### 文本段落 ###

Server端的数据处理环节主要是把内存队列中的数据持久化到存储系统。

  1. 在上文中提到的OAL动态生成类后,会调用MetricsStreamProcessor的create方法会为每个指标创建工作任务和工作流,其中就包含了三种类型的MetricsPersistentWorker,分别每分钟、小时和天进行一次持久化;同时会调用modelSetter.add通过通知建表监听任务完成数据库表的创建(根据动态生成的类及其父类的字段建表)
public void create(ModuleDefineHolder moduleDefineHolder,
                   StreamDefinition stream,
                   Class<? extends Metrics> metricsClass) throws StorageException {
    final StorageBuilderFactory storageBuilderFactory = moduleDefineHolder.find(StorageModule.NAME)
                                                                          .provider()
                                                                          .getService(StorageBuilderFactory.class);
    final Class<? extends StorageBuilder> builder = storageBuilderFactory.builderOf(
        metricsClass, stream.getBuilder());

    StorageDAO storageDAO = moduleDefineHolder.find(StorageModule.NAME).provider().getService(StorageDAO.class);
    IMetricsDAO metricsDAO;
    try {
        metricsDAO = storageDAO.newMetricsDao(builder.getDeclaredConstructor().newInstance());
    } catch (InstantiationException | IllegalAccessException | NoSuchMethodException | InvocationTargetException e) {
        throw new UnexpectedException("Create " + stream.getBuilder().getSimpleName() + " metrics DAO failure.", e);
    }

    ModelCreator modelSetter = moduleDefineHolder.find(CoreModule.NAME).provider().getService(ModelCreator.class);
    DownSamplingConfigService configService = moduleDefineHolder.find(CoreModule.NAME)
                                                                .provider()
                                                                .getService(DownSamplingConfigService.class);

    MetricsPersistentWorker hourPersistentWorker = null;
    MetricsPersistentWorker dayPersistentWorker = null;

    MetricsTransWorker transWorker = null;

    final MetricsExtension metricsExtension = metricsClass.getAnnotation(MetricsExtension.class);
    /**
     * All metrics default are `supportDownSampling` and `insertAndUpdate`, unless it has explicit definition.

###

书面请求 1: 请把这段讲Server端数据处理的文本中，从“final MetricsExtension metricsExtension”一直到“has explicit definition.”的部分原样照抄出来。
这段文本与后面的记录互不相关。

### 提供的记录 ###

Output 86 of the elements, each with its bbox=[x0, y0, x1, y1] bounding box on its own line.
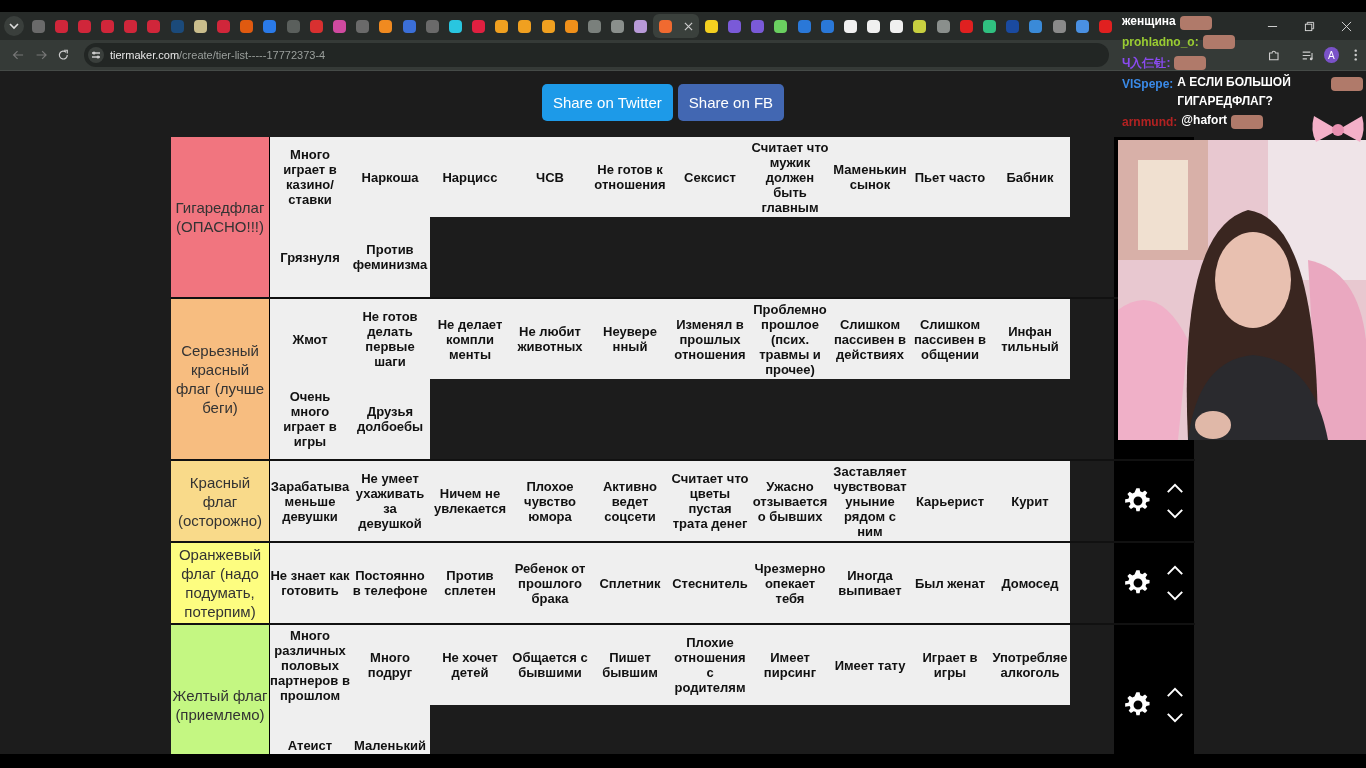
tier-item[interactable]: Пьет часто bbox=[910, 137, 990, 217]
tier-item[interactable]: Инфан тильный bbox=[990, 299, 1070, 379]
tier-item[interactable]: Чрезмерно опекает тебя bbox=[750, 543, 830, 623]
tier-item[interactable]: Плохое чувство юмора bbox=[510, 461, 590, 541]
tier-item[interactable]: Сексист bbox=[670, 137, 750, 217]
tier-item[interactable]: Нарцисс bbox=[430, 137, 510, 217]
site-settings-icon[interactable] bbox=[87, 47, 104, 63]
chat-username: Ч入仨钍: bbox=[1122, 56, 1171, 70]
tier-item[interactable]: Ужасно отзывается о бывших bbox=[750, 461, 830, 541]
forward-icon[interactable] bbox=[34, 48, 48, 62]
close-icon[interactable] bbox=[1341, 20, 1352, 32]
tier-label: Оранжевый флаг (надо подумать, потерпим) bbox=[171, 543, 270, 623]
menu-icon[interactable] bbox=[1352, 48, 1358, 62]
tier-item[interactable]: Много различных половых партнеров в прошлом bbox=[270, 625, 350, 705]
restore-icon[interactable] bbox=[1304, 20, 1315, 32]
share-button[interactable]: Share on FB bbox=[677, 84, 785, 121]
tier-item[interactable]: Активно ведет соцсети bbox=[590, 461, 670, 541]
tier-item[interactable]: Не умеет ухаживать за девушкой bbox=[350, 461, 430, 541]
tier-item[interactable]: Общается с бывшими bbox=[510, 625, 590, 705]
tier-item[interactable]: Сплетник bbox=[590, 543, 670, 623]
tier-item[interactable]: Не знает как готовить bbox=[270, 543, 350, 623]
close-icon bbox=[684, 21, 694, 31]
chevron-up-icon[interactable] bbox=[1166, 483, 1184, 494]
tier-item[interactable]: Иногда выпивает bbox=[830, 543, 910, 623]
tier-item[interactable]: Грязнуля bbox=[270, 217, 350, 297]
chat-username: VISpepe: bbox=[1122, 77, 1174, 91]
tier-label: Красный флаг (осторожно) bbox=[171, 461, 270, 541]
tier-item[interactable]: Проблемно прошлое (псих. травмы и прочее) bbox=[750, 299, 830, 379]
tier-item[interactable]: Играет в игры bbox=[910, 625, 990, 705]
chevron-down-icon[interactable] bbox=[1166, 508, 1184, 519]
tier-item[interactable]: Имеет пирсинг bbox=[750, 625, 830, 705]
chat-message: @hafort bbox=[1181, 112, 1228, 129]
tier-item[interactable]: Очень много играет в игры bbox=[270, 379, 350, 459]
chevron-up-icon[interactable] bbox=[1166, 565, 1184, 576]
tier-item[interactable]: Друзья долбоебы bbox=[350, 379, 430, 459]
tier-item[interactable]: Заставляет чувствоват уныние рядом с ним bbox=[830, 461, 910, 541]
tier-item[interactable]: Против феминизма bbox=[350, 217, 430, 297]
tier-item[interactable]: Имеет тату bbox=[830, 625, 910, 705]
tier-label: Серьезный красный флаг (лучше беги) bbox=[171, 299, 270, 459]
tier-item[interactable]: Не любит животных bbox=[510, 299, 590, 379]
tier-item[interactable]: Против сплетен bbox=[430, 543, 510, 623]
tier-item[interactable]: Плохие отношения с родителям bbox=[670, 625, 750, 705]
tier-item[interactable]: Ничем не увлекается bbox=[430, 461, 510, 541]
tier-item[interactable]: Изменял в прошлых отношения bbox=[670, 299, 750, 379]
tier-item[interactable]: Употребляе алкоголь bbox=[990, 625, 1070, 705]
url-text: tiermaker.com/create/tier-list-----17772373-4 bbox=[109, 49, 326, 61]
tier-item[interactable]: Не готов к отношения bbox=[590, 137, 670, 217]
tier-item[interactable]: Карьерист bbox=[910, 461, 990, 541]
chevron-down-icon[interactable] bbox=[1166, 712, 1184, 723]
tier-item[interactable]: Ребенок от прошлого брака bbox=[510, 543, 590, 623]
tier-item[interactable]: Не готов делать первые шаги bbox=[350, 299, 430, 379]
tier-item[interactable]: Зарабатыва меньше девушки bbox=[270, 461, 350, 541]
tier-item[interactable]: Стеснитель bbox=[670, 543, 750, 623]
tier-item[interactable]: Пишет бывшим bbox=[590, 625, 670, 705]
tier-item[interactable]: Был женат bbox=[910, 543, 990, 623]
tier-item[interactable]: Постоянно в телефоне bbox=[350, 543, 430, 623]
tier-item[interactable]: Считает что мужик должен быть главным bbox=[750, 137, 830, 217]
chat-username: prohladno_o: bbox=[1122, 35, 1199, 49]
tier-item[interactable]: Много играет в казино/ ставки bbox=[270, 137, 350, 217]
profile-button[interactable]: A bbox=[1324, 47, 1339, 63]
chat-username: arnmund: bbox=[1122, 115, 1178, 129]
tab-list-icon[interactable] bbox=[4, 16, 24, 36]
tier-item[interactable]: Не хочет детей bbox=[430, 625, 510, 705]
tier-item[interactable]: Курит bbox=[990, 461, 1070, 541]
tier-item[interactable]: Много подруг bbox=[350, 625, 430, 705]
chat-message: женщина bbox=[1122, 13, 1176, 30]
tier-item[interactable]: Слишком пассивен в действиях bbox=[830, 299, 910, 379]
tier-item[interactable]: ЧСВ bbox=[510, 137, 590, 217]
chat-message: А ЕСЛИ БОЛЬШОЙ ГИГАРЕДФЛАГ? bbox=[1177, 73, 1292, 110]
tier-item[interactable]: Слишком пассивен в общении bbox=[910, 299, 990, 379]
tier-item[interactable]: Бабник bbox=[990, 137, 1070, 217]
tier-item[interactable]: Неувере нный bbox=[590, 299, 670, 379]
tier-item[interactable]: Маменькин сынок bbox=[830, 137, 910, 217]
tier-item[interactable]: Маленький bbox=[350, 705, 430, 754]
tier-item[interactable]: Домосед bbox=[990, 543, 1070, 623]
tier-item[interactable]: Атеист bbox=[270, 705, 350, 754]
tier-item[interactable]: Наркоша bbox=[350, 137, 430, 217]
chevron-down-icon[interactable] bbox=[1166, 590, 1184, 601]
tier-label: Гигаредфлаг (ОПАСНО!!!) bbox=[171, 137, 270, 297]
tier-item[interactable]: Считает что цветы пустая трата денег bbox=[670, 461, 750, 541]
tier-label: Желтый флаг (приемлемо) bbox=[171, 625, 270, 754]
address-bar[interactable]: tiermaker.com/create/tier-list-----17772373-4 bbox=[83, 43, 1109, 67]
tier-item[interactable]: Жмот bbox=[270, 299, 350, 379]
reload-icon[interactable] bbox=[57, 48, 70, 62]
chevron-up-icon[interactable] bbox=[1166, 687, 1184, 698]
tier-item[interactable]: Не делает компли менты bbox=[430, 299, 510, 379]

###

书面请求 2: 将上方记录里从包含“tier-item[interactable]: Пьет часто”的那一行起，一直到包含“chat-username: Ч入仨钍: bbox=[1122, 56, 1171, 70]”的那一行为止的各行逐字写出，首尾两行都算在内。

书面回复 1:
final MetricsExtension metricsExtension = metricsClass.getAnnotation(MetricsExtension.class);
    /**
     * All metrics default are `supportDownSampling` and `insertAndUpdate`, unless it has explicit definition.

书面回复 2:
tier-item[interactable]: Пьет часто bbox=[910, 137, 990, 217]
tier-item[interactable]: Инфан тильный bbox=[990, 299, 1070, 379]
tier-item[interactable]: Чрезмерно опекает тебя bbox=[750, 543, 830, 623]
tier-item[interactable]: Плохое чувство юмора bbox=[510, 461, 590, 541]
tier-item[interactable]: Сексист bbox=[670, 137, 750, 217]
tier-item[interactable]: Нарцисс bbox=[430, 137, 510, 217]
site-settings-icon[interactable] bbox=[87, 47, 104, 63]
chat-username: Ч入仨钍: bbox=[1122, 56, 1171, 70]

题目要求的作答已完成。